SUPPLIED MATERIAL:
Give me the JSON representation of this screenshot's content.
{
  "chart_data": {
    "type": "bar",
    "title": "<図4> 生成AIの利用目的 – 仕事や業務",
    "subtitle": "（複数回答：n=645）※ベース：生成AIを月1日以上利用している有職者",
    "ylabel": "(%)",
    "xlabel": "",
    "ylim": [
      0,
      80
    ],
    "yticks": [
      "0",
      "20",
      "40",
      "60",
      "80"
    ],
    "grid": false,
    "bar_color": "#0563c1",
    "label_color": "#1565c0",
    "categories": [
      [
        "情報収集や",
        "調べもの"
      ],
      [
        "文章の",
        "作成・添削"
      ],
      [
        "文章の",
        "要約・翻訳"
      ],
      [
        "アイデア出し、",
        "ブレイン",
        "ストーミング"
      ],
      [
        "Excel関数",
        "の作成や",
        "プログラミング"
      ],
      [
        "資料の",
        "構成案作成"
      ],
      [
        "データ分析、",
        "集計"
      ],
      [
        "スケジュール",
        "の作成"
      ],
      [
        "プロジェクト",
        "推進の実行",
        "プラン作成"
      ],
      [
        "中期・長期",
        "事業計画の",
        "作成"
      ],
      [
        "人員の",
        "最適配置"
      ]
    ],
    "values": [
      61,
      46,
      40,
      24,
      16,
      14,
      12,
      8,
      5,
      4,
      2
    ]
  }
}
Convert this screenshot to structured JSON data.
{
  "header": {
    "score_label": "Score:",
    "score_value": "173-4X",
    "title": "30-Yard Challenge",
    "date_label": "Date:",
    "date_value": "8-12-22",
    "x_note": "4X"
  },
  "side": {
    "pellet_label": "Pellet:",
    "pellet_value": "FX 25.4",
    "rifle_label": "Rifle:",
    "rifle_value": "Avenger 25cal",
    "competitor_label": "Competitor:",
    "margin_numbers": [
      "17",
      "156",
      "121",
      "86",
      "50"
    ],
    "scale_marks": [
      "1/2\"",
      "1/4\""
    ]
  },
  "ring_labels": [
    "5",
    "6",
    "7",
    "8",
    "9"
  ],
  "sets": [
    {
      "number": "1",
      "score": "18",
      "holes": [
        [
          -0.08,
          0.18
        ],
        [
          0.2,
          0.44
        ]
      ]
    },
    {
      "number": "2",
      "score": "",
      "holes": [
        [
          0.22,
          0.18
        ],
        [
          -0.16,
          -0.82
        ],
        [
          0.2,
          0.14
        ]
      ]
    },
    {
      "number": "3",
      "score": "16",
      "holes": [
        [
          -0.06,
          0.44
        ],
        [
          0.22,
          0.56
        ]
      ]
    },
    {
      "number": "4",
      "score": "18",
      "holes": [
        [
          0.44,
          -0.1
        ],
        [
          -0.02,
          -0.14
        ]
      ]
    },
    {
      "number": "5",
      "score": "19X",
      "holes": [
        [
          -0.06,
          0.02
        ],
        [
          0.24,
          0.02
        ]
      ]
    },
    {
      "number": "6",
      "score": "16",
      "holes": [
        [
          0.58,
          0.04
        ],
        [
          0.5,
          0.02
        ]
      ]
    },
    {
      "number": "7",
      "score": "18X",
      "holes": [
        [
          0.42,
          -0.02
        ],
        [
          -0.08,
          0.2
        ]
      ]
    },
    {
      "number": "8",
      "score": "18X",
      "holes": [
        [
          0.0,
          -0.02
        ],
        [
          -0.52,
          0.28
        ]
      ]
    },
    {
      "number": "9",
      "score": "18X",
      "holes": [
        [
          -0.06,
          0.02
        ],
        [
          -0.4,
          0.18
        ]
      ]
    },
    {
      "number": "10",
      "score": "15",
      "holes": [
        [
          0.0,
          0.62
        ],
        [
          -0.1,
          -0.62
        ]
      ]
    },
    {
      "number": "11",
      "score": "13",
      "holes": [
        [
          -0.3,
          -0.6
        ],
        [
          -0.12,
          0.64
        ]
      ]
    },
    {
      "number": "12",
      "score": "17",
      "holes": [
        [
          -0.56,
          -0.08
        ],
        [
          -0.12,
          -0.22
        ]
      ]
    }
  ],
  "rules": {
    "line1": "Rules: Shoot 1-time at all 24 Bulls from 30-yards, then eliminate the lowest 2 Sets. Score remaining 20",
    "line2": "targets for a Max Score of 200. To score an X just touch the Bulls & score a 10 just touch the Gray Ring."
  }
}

SHORT EXERCISE: Extract the complete set of records unchanged.

SOLUTION TO THIS PROBLEM:
Give me the JSON representation of this screenshot's content.
{
  "chart_data": {
    "type": "bar",
    "title": "<図4> 生成AIの利用目的 – 仕事や業務",
    "subtitle": "（複数回答：n=645）※ベース：生成AIを月1日以上利用している有職者",
    "ylabel": "(%)",
    "xlabel": "",
    "ylim": [
      0,
      80
    ],
    "yticks": [
      "0",
      "20",
      "40",
      "60",
      "80"
    ],
    "grid": false,
    "bar_color": "#0563c1",
    "label_color": "#1565c0",
    "categories": [
      [
        "情報収集や",
        "調べもの"
      ],
      [
        "文章の",
        "作成・添削"
      ],
      [
        "文章の",
        "要約・翻訳"
      ],
      [
        "アイデア出し、",
        "ブレイン",
        "ストーミング"
      ],
      [
        "Excel関数",
        "の作成や",
        "プログラミング"
      ],
      [
        "資料の",
        "構成案作成"
      ],
      [
        "データ分析、",
        "集計"
      ],
      [
        "スケジュール",
        "の作成"
      ],
      [
        "プロジェクト",
        "推進の実行",
        "プラン作成"
      ],
      [
        "中期・長期",
        "事業計画の",
        "作成"
      ],
      [
        "人員の",
        "最適配置"
      ]
    ],
    "values": [
      61,
      46,
      40,
      24,
      16,
      14,
      12,
      8,
      5,
      4,
      2
    ]
  }
}
Convert this screenshot to structured JSON data.
{
  "header": {
    "score_label": "Score:",
    "score_value": "173-4X",
    "title": "30-Yard Challenge",
    "date_label": "Date:",
    "date_value": "8-12-22",
    "x_note": "4X"
  },
  "side": {
    "pellet_label": "Pellet:",
    "pellet_value": "FX 25.4",
    "rifle_label": "Rifle:",
    "rifle_value": "Avenger 25cal",
    "competitor_label": "Competitor:",
    "margin_numbers": [
      "17",
      "156",
      "121",
      "86",
      "50"
    ],
    "scale_marks": [
      "1/2\"",
      "1/4\""
    ]
  },
  "ring_labels": [
    "5",
    "6",
    "7",
    "8",
    "9"
  ],
  "sets": [
    {
      "number": "1",
      "score": "18",
      "holes": [
        [
          -0.08,
          0.18
        ],
        [
          0.2,
          0.44
        ]
      ]
    },
    {
      "number": "2",
      "score": "",
      "holes": [
        [
          0.22,
          0.18
        ],
        [
          -0.16,
          -0.82
        ],
        [
          0.2,
          0.14
        ]
      ]
    },
    {
      "number": "3",
      "score": "16",
      "holes": [
        [
          -0.06,
          0.44
        ],
        [
          0.22,
          0.56
        ]
      ]
    },
    {
      "number": "4",
      "score": "18",
      "holes": [
        [
          0.44,
          -0.1
        ],
        [
          -0.02,
          -0.14
        ]
      ]
    },
    {
      "number": "5",
      "score": "19X",
      "holes": [
        [
          -0.06,
          0.02
        ],
        [
          0.24,
          0.02
        ]
      ]
    },
    {
      "number": "6",
      "score": "16",
      "holes": [
        [
          0.58,
          0.04
        ],
        [
          0.5,
          0.02
        ]
      ]
    },
    {
      "number": "7",
      "score": "18X",
      "holes": [
        [
          0.42,
          -0.02
        ],
        [
          -0.08,
          0.2
        ]
      ]
    },
    {
      "number": "8",
      "score": "18X",
      "holes": [
        [
          0.0,
          -0.02
        ],
        [
          -0.52,
          0.28
        ]
      ]
    },
    {
      "number": "9",
      "score": "18X",
      "holes": [
        [
          -0.06,
          0.02
        ],
        [
          -0.4,
          0.18
        ]
      ]
    },
    {
      "number": "10",
      "score": "15",
      "holes": [
        [
          0.0,
          0.62
        ],
        [
          -0.1,
          -0.62
        ]
      ]
    },
    {
      "number": "11",
      "score": "13",
      "holes": [
        [
          -0.3,
          -0.6
        ],
        [
          -0.12,
          0.64
        ]
      ]
    },
    {
      "number": "12",
      "score": "17",
      "holes": [
        [
          -0.56,
          -0.08
        ],
        [
          -0.12,
          -0.22
        ]
      ]
    }
  ],
  "rules": {
    "line1": "Rules: Shoot 1-time at all 24 Bulls from 30-yards, then eliminate the lowest 2 Sets. Score remaining 20",
    "line2": "targets for a Max Score of 200. To score an X just touch the Bulls & score a 10 just touch the Gray Ring."
  }
}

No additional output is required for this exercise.